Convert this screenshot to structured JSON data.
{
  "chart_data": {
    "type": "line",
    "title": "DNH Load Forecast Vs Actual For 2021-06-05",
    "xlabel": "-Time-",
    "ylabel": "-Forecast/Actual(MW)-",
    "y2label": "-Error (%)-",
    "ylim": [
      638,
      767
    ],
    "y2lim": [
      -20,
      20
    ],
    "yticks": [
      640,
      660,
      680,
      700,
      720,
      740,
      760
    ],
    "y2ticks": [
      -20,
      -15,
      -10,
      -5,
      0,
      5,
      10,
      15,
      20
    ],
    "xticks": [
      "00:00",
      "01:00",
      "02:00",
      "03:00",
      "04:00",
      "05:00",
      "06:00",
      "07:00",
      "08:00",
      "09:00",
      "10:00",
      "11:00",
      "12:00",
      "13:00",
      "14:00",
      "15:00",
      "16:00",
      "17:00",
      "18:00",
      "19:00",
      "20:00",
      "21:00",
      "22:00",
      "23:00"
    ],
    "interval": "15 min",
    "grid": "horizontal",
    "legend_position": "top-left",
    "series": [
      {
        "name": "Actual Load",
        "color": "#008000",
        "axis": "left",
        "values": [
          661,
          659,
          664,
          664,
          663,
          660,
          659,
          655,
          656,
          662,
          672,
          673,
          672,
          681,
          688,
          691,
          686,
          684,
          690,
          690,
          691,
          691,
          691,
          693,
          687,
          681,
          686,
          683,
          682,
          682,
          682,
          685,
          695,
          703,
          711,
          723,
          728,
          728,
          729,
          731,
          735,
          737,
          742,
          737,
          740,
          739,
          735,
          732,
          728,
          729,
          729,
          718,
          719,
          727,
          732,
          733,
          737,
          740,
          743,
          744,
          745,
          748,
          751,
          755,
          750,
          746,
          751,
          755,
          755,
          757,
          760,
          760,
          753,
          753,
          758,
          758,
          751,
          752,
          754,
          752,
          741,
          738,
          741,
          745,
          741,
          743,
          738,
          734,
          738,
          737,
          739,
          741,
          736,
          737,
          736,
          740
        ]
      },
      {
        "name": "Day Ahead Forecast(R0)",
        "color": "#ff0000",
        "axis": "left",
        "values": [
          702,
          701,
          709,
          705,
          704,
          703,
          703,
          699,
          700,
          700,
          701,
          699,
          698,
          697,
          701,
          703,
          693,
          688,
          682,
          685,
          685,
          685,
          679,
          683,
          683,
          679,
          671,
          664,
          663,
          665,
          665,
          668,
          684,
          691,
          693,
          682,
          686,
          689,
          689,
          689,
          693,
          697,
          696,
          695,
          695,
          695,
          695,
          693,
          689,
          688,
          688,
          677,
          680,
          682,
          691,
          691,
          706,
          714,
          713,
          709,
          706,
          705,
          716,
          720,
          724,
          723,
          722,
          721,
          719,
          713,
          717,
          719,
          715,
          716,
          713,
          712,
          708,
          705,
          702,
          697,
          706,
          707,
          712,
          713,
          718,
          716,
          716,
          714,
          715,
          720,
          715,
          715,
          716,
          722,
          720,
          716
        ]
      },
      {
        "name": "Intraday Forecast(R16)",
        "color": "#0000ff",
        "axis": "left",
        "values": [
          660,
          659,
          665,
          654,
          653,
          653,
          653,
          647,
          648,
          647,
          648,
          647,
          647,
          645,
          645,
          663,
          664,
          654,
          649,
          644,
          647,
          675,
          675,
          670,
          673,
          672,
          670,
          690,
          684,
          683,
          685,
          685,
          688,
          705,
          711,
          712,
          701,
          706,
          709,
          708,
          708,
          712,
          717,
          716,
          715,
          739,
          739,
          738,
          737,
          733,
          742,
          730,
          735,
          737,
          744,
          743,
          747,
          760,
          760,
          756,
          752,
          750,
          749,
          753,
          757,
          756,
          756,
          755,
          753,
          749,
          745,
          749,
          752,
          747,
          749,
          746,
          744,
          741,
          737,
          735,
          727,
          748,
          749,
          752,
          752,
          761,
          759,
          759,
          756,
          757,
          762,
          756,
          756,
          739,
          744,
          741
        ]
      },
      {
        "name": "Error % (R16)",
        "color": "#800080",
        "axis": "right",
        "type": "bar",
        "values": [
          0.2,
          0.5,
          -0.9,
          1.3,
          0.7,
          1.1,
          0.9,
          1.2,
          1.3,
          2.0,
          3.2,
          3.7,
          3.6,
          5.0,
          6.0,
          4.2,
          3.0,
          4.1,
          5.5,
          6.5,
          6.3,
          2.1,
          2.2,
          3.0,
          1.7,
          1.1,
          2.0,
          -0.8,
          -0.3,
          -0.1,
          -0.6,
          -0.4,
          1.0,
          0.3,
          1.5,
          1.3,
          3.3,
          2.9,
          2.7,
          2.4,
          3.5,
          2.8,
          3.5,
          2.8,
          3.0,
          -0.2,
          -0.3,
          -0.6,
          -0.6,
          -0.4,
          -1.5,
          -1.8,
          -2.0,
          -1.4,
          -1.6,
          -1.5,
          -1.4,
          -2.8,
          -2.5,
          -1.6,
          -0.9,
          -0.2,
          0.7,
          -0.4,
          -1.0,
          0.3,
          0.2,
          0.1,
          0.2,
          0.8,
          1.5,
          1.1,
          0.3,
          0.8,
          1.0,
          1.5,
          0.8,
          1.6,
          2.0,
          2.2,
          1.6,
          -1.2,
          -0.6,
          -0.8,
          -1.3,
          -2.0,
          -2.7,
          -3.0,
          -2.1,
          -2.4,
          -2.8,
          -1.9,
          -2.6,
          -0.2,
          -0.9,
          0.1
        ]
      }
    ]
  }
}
....................
### WHAT IS BEING ASKED
Give the count of lines holding the word "Forecast", with no other words.

### FULL SOLUTION
4